■ **Stated task**:
Below are some entries. Copy each line that holds the string "mesi".

■ **Given information**:
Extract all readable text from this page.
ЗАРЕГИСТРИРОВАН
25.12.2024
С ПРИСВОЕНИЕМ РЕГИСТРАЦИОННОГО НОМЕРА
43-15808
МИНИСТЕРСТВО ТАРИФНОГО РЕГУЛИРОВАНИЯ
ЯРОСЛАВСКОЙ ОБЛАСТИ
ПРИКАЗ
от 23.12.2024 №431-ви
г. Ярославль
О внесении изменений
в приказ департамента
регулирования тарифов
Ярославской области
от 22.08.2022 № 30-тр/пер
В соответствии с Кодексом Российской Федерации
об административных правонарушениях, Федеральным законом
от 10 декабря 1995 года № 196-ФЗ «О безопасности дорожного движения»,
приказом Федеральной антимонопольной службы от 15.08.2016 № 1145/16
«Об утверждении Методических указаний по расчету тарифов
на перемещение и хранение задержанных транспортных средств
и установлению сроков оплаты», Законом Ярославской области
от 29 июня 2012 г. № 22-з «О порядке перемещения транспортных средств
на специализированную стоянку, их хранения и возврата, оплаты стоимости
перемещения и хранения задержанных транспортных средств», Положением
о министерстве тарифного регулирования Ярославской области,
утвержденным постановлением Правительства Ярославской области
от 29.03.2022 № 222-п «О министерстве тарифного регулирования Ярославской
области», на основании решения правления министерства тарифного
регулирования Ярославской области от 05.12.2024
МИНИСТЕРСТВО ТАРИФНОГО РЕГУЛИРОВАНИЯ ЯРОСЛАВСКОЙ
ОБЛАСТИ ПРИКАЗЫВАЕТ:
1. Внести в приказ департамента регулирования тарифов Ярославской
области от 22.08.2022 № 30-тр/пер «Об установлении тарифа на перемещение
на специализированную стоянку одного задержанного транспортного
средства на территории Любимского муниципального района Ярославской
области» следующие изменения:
---
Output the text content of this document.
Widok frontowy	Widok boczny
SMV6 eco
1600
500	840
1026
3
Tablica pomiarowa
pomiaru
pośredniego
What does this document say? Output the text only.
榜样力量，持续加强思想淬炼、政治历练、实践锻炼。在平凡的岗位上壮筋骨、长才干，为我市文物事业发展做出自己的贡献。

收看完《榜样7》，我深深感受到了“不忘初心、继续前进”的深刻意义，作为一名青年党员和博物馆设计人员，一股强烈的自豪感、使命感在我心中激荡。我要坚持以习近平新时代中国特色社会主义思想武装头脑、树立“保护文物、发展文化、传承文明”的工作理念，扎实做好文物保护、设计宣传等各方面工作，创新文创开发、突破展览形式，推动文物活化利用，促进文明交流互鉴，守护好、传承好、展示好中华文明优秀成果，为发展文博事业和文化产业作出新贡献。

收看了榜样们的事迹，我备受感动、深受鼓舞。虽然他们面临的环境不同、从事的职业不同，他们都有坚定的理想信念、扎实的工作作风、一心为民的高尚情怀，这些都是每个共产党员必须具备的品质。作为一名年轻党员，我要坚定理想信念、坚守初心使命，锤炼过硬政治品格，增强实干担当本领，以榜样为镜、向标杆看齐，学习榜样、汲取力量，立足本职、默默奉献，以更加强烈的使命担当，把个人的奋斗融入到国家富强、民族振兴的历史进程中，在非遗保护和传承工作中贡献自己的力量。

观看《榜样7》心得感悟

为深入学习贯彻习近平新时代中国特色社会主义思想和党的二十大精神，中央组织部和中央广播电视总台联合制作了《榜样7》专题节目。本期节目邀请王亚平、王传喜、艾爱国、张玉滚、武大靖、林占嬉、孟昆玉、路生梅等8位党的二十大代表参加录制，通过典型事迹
* * *
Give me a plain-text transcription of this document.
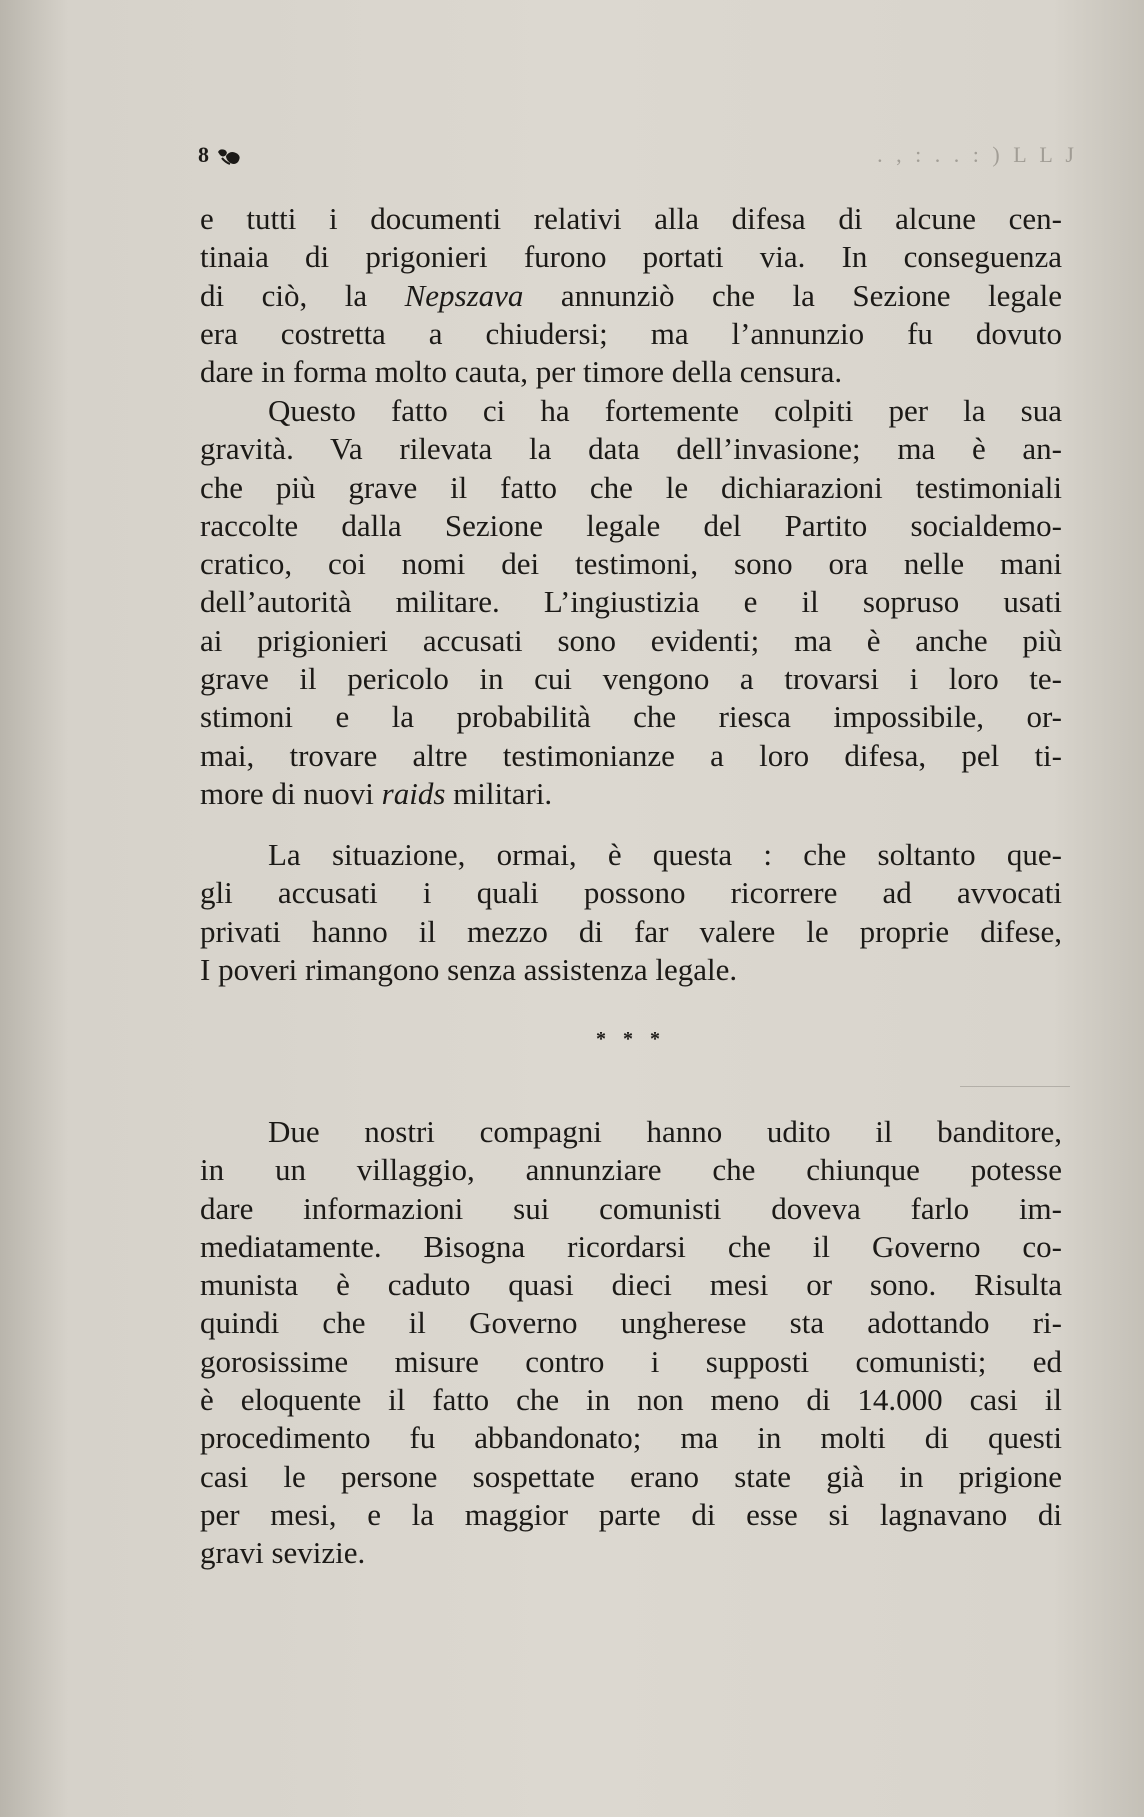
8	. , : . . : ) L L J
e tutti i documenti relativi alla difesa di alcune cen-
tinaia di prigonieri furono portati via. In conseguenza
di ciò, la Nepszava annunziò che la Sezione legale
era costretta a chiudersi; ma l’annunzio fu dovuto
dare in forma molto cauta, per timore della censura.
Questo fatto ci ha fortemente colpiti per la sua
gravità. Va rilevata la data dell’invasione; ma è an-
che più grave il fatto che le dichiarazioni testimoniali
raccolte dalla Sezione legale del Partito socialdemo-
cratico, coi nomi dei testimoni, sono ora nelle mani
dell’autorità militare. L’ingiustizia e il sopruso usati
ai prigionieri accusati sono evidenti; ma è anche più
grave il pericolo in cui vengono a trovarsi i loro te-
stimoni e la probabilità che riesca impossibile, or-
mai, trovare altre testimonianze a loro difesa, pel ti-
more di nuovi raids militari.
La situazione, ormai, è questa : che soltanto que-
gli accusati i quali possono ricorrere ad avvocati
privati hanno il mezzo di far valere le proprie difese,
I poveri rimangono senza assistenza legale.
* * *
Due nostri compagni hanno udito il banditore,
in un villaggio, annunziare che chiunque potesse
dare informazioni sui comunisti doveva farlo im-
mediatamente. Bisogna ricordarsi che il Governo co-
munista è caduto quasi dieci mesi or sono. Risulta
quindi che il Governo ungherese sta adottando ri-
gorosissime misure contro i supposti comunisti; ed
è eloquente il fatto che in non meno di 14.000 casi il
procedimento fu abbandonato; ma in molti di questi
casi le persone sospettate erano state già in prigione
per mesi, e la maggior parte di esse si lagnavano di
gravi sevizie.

■ **Final result**:
munista è caduto quasi dieci mesi or sono. Risulta
per mesi, e la maggior parte di esse si lagnavano di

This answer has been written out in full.